(Data entries)
-------

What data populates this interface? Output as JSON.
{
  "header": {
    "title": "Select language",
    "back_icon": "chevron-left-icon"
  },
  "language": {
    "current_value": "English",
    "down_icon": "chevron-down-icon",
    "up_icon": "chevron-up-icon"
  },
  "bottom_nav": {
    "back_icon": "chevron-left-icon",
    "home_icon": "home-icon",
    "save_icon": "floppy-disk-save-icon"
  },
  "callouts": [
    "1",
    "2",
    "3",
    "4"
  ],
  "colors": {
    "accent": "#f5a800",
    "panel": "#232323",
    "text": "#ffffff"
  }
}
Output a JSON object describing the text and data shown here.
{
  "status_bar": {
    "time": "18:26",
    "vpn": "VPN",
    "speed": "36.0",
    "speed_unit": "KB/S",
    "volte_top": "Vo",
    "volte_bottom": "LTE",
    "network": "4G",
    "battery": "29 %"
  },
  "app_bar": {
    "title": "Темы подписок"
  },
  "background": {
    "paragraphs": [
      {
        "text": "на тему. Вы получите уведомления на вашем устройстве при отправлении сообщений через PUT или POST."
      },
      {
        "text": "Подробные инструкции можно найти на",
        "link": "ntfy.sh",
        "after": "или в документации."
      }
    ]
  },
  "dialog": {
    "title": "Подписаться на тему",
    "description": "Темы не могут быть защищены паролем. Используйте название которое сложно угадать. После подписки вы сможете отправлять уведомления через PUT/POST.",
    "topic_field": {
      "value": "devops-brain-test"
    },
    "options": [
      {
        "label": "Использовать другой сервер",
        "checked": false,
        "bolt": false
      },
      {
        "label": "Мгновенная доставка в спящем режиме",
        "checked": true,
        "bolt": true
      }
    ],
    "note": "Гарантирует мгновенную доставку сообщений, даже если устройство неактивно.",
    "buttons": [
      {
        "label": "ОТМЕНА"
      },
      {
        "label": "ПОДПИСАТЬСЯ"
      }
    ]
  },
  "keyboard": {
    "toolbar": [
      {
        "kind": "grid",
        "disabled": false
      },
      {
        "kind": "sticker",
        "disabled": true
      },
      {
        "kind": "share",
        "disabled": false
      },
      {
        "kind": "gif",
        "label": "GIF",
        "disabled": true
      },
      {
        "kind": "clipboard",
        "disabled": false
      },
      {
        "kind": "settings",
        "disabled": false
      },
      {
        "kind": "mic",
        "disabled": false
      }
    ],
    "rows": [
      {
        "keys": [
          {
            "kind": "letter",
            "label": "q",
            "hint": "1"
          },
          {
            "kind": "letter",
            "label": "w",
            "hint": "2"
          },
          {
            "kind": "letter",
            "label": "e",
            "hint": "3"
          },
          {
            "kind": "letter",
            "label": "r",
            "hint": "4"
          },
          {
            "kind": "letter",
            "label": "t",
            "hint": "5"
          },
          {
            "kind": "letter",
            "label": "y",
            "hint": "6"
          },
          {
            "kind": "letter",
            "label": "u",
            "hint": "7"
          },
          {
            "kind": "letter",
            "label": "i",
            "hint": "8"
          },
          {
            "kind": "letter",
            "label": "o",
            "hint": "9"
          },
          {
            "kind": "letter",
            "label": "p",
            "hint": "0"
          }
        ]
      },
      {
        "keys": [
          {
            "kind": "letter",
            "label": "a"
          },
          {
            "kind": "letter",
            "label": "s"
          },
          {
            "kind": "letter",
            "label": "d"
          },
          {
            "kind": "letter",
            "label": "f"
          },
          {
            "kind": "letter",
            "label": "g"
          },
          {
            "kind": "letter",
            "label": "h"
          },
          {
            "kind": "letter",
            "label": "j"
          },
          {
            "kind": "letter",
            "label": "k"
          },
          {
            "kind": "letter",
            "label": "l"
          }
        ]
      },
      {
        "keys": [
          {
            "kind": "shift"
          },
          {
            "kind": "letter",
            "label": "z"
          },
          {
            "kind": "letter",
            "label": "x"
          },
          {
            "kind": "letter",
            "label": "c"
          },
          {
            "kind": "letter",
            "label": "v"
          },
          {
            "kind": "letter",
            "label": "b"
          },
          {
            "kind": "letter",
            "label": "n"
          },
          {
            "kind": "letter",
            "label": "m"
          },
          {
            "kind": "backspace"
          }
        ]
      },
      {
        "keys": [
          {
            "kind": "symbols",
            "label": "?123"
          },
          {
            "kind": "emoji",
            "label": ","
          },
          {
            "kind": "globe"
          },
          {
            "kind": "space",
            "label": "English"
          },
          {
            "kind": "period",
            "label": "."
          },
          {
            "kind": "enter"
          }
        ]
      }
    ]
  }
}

-------

-- Written request --
From the records, copy every line that has the string "text" in it.

-- Written solution --
    "text": "#ffffff"
Output a JSON object describing the text and data shown here.
        "text": "на тему. Вы получите уведомления на вашем устройстве при отправлении сообщений через PUT или POST."
        "text": "Подробные инструкции можно найти на",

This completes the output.